- [REQUIRED WORK] Switch every "sub-heading" in the records below to "subheading", keeping all other text unchanged. Reproduce the lines of all the records with that change, leaving out the pictures.

Box annotation data
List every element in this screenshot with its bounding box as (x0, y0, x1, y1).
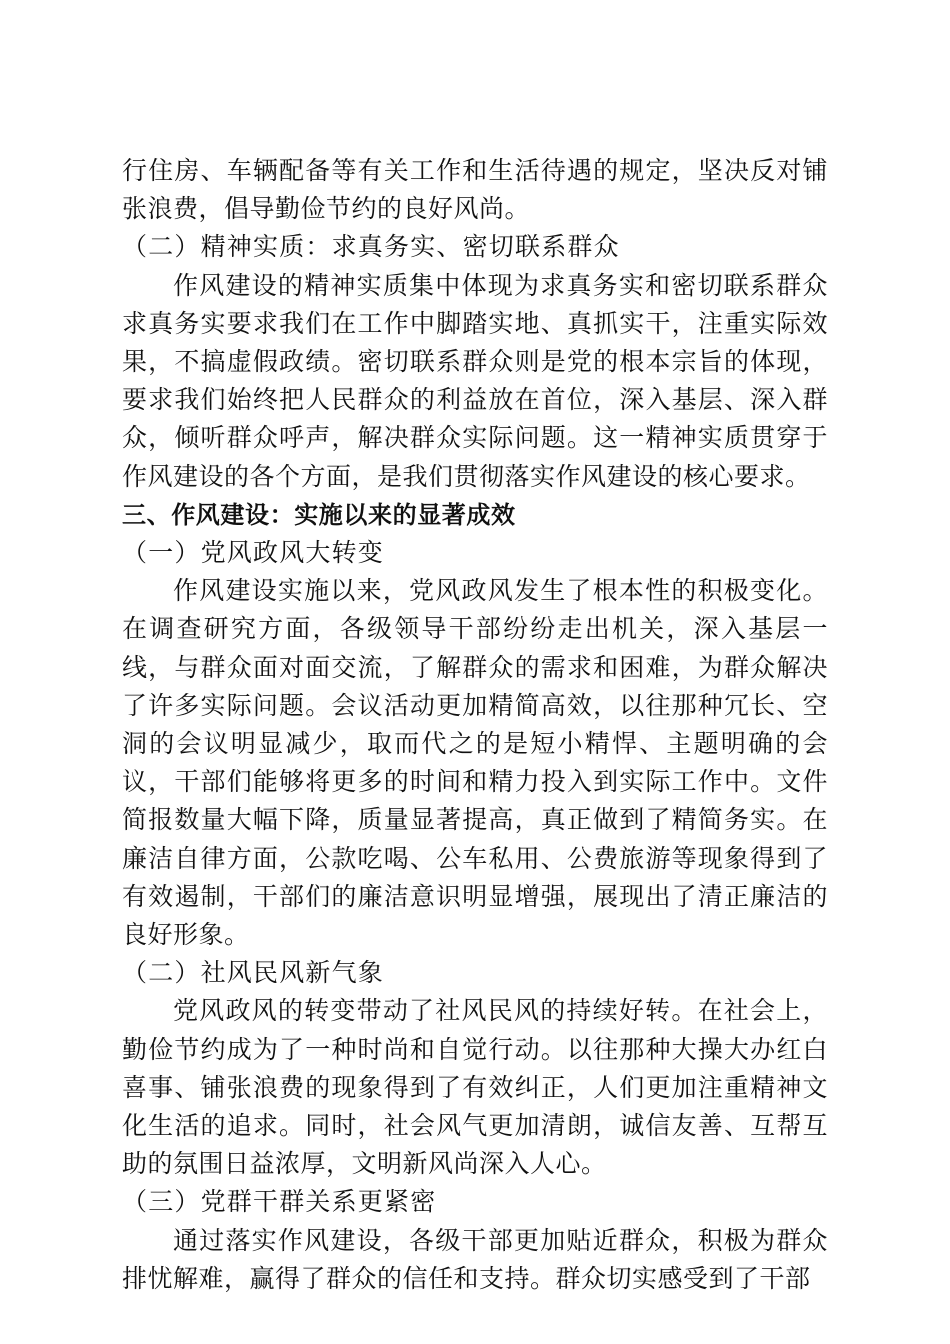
paragraph-spirit: 作风建设的精神实质集中体现为求真务实和密切联系群众求真务实要求我们在工作中脚踏实地、真抓实干，注重实际效果，不搞虚假政绩。密切联系群众则是党的根本宗旨的体现，要求我们始终把人民群众的利益放在首位，深入基层、深入群众，倾听群众呼声，解决群众实际问题。这一精神实质贯穿于作风建设的各个方面，是我们贯彻落实作风建设的核心要求。 (122, 270, 828, 491)
document-body (122, 152, 828, 1298)
paragraph-relations: 通过落实作风建设，各级干部更加贴近群众，积极为群众排忧解难，赢得了群众的信任和支持。群众切实感受到了干部 (122, 1225, 828, 1293)
sub-heading-relations: （三）党群干群关系更紧密 (122, 1187, 437, 1217)
sub-heading-spirit: （二）精神实质：求真务实、密切联系群众 (122, 232, 620, 262)
sub-heading-party-style: （一）党风政风大转变 (122, 538, 385, 568)
paragraph-social-style: 党风政风的转变带动了社风民风的持续好转。在社会上，勤俭节约成为了一种时尚和自觉行动。以往那种大操大办红白喜事、铺张浪费的现象得到了有效纠正，人们更加注重精神文化生活的追求。同时，社会风气更加清朗，诚信友善、互帮互助的氛围日益浓厚，文明新风尚深入人心。 (122, 996, 828, 1179)
section-heading-results: 三、作风建设：实施以来的显著成效 (122, 500, 516, 529)
paragraph-party-style: 作风建设实施以来，党风政风发生了根本性的积极变化。在调查研究方面，各级领导干部纷纷走出机关，深入基层一线，与群众面对面交流，了解群众的需求和困难，为群众解决了许多实际问题。会议活动更加精简高效，以往那种冗长、空洞的会议明显减少，取而代之的是短小精悍、主题明确的会议，干部们能够将更多的时间和精力投入到实际工作中。文件简报数量大幅下降，质量显著提高，真正做到了精简务实。在廉洁自律方面，公款吃喝、公车私用、公费旅游等现象得到了有效遏制，干部们的廉洁意识明显增强，展现出了清正廉洁的良好形象。 (122, 576, 828, 950)
sub-heading-social-style: （二）社风民风新气象 (122, 958, 385, 988)
paragraph-continued: 行住房、车辆配备等有关工作和生活待遇的规定，坚决反对铺张浪费，倡导勤俭节约的良好风尚。 (122, 156, 828, 224)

- [EXERCISE OUTPUT]
List every element in this screenshot with its bounding box as (x0, y0, x1, y1).
paragraph-spirit: 作风建设的精神实质集中体现为求真务实和密切联系群众求真务实要求我们在工作中脚踏实地、真抓实干，注重实际效果，不搞虚假政绩。密切联系群众则是党的根本宗旨的体现，要求我们始终把人民群众的利益放在首位，深入基层、深入群众，倾听群众呼声，解决群众实际问题。这一精神实质贯穿于作风建设的各个方面，是我们贯彻落实作风建设的核心要求。 (122, 270, 828, 491)
document-body (122, 152, 828, 1298)
paragraph-relations: 通过落实作风建设，各级干部更加贴近群众，积极为群众排忧解难，赢得了群众的信任和支持。群众切实感受到了干部 (122, 1225, 828, 1293)
subheading-relations: （三）党群干群关系更紧密 (122, 1187, 437, 1217)
subheading-spirit: （二）精神实质：求真务实、密切联系群众 (122, 232, 620, 262)
subheading-party-style: （一）党风政风大转变 (122, 538, 385, 568)
paragraph-social-style: 党风政风的转变带动了社风民风的持续好转。在社会上，勤俭节约成为了一种时尚和自觉行动。以往那种大操大办红白喜事、铺张浪费的现象得到了有效纠正，人们更加注重精神文化生活的追求。同时，社会风气更加清朗，诚信友善、互帮互助的氛围日益浓厚，文明新风尚深入人心。 (122, 996, 828, 1179)
section-heading-results: 三、作风建设：实施以来的显著成效 (122, 500, 516, 529)
paragraph-party-style: 作风建设实施以来，党风政风发生了根本性的积极变化。在调查研究方面，各级领导干部纷纷走出机关，深入基层一线，与群众面对面交流，了解群众的需求和困难，为群众解决了许多实际问题。会议活动更加精简高效，以往那种冗长、空洞的会议明显减少，取而代之的是短小精悍、主题明确的会议，干部们能够将更多的时间和精力投入到实际工作中。文件简报数量大幅下降，质量显著提高，真正做到了精简务实。在廉洁自律方面，公款吃喝、公车私用、公费旅游等现象得到了有效遏制，干部们的廉洁意识明显增强，展现出了清正廉洁的良好形象。 (122, 576, 828, 950)
subheading-social-style: （二）社风民风新气象 (122, 958, 385, 988)
paragraph-continued: 行住房、车辆配备等有关工作和生活待遇的规定，坚决反对铺张浪费，倡导勤俭节约的良好风尚。 (122, 156, 828, 224)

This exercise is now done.